> _PROVIDED RECORDS_:
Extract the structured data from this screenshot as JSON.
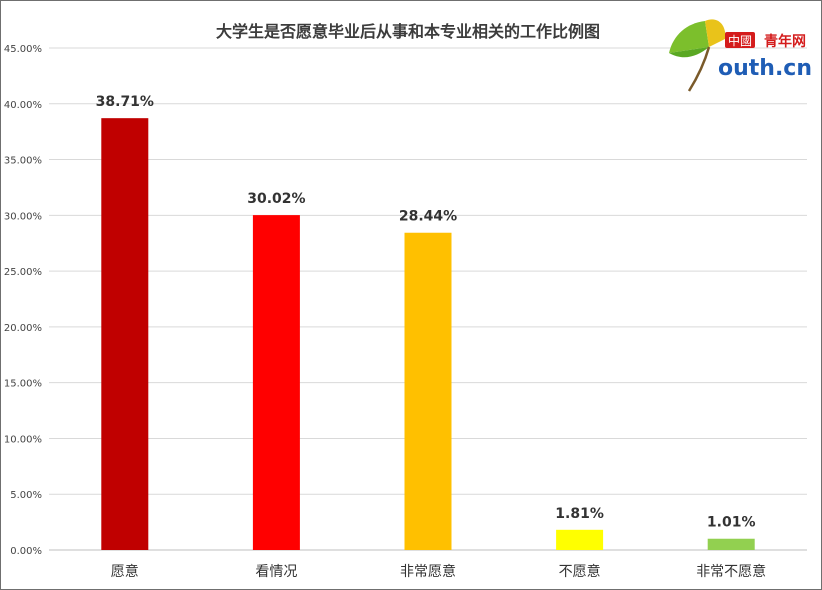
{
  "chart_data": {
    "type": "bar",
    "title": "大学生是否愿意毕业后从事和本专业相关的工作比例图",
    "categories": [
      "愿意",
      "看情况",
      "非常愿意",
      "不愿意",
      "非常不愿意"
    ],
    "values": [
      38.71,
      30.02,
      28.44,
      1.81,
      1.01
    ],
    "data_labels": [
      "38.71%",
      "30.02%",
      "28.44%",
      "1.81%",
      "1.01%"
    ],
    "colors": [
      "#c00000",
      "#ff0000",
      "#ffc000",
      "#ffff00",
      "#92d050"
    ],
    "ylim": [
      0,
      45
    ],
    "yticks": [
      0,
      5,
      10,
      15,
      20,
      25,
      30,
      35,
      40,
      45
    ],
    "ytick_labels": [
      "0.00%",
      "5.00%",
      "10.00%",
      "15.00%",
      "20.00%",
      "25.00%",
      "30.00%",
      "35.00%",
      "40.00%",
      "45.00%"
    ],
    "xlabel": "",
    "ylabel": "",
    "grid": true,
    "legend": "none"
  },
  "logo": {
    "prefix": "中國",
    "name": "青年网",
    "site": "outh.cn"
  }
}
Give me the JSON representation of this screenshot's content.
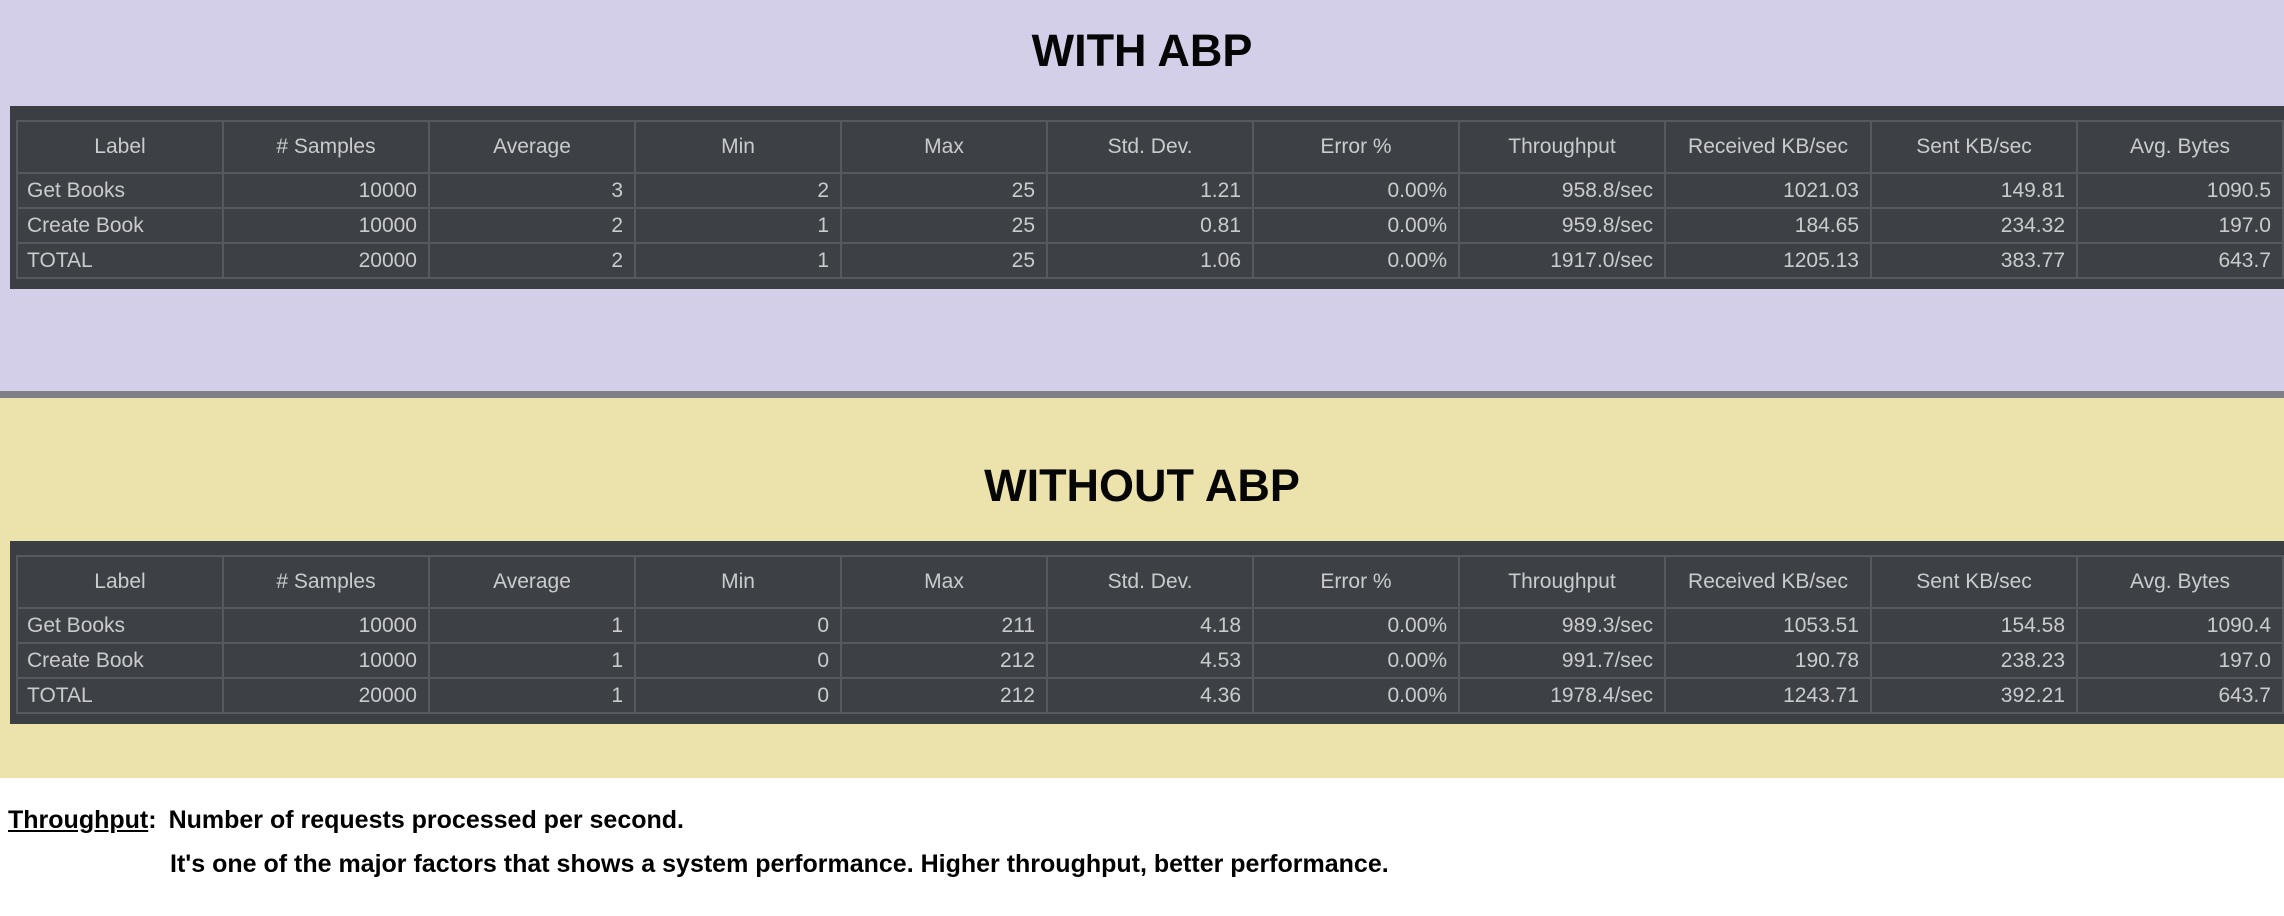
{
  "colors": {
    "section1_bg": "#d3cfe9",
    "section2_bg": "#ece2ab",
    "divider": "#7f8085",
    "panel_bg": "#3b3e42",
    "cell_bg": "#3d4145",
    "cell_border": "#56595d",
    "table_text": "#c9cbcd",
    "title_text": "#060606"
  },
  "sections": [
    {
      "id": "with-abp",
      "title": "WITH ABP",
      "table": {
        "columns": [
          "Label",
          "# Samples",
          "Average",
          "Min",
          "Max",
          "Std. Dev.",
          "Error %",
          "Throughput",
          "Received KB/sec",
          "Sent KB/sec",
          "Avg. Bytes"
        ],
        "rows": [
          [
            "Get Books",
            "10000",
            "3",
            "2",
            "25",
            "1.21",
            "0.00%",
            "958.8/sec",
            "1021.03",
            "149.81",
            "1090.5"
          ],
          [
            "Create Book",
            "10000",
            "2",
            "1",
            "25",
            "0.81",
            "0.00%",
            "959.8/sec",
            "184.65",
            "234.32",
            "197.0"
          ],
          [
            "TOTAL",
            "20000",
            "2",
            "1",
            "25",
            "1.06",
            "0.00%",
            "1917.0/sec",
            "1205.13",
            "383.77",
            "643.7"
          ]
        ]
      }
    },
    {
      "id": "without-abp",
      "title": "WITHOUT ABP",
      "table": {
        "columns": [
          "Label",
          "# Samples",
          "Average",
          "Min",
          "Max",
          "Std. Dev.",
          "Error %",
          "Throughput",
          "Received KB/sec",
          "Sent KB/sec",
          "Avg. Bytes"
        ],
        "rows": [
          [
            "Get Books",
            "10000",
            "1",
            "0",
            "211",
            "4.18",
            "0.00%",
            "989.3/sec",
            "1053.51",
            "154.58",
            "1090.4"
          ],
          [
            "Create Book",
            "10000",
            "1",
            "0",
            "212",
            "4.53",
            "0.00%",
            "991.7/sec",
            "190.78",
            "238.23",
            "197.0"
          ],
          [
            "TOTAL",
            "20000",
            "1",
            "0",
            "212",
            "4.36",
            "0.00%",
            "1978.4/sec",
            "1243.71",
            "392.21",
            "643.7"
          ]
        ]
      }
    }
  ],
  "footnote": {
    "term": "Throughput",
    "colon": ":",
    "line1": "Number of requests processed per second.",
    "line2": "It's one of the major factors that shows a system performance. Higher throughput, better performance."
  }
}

> _YOUR INSTRUCTIONS_: Repeat all the records above exactly, leaving out any pictures.

> _WRITTEN ANSWER_:
Extract the structured data from this screenshot as JSON.
{
  "chart_data": {
    "type": "bar",
    "title": "大学生是否愿意毕业后从事和本专业相关的工作比例图",
    "categories": [
      "愿意",
      "看情况",
      "非常愿意",
      "不愿意",
      "非常不愿意"
    ],
    "values": [
      38.71,
      30.02,
      28.44,
      1.81,
      1.01
    ],
    "data_labels": [
      "38.71%",
      "30.02%",
      "28.44%",
      "1.81%",
      "1.01%"
    ],
    "colors": [
      "#c00000",
      "#ff0000",
      "#ffc000",
      "#ffff00",
      "#92d050"
    ],
    "ylim": [
      0,
      45
    ],
    "yticks": [
      0,
      5,
      10,
      15,
      20,
      25,
      30,
      35,
      40,
      45
    ],
    "ytick_labels": [
      "0.00%",
      "5.00%",
      "10.00%",
      "15.00%",
      "20.00%",
      "25.00%",
      "30.00%",
      "35.00%",
      "40.00%",
      "45.00%"
    ],
    "xlabel": "",
    "ylabel": "",
    "grid": true,
    "legend": "none"
  },
  "logo": {
    "prefix": "中國",
    "name": "青年网",
    "site": "outh.cn"
  }
}
Give me the JSON representation of this screenshot's content.
{
  "colors": {
    "section1_bg": "#d3cfe9",
    "section2_bg": "#ece2ab",
    "divider": "#7f8085",
    "panel_bg": "#3b3e42",
    "cell_bg": "#3d4145",
    "cell_border": "#56595d",
    "table_text": "#c9cbcd",
    "title_text": "#060606"
  },
  "sections": [
    {
      "id": "with-abp",
      "title": "WITH ABP",
      "table": {
        "columns": [
          "Label",
          "# Samples",
          "Average",
          "Min",
          "Max",
          "Std. Dev.",
          "Error %",
          "Throughput",
          "Received KB/sec",
          "Sent KB/sec",
          "Avg. Bytes"
        ],
        "rows": [
          [
            "Get Books",
            "10000",
            "3",
            "2",
            "25",
            "1.21",
            "0.00%",
            "958.8/sec",
            "1021.03",
            "149.81",
            "1090.5"
          ],
          [
            "Create Book",
            "10000",
            "2",
            "1",
            "25",
            "0.81",
            "0.00%",
            "959.8/sec",
            "184.65",
            "234.32",
            "197.0"
          ],
          [
            "TOTAL",
            "20000",
            "2",
            "1",
            "25",
            "1.06",
            "0.00%",
            "1917.0/sec",
            "1205.13",
            "383.77",
            "643.7"
          ]
        ]
      }
    },
    {
      "id": "without-abp",
      "title": "WITHOUT ABP",
      "table": {
        "columns": [
          "Label",
          "# Samples",
          "Average",
          "Min",
          "Max",
          "Std. Dev.",
          "Error %",
          "Throughput",
          "Received KB/sec",
          "Sent KB/sec",
          "Avg. Bytes"
        ],
        "rows": [
          [
            "Get Books",
            "10000",
            "1",
            "0",
            "211",
            "4.18",
            "0.00%",
            "989.3/sec",
            "1053.51",
            "154.58",
            "1090.4"
          ],
          [
            "Create Book",
            "10000",
            "1",
            "0",
            "212",
            "4.53",
            "0.00%",
            "991.7/sec",
            "190.78",
            "238.23",
            "197.0"
          ],
          [
            "TOTAL",
            "20000",
            "1",
            "0",
            "212",
            "4.36",
            "0.00%",
            "1978.4/sec",
            "1243.71",
            "392.21",
            "643.7"
          ]
        ]
      }
    }
  ],
  "footnote": {
    "term": "Throughput",
    "colon": ":",
    "line1": "Number of requests processed per second.",
    "line2": "It's one of the major factors that shows a system performance. Higher throughput, better performance."
  }
}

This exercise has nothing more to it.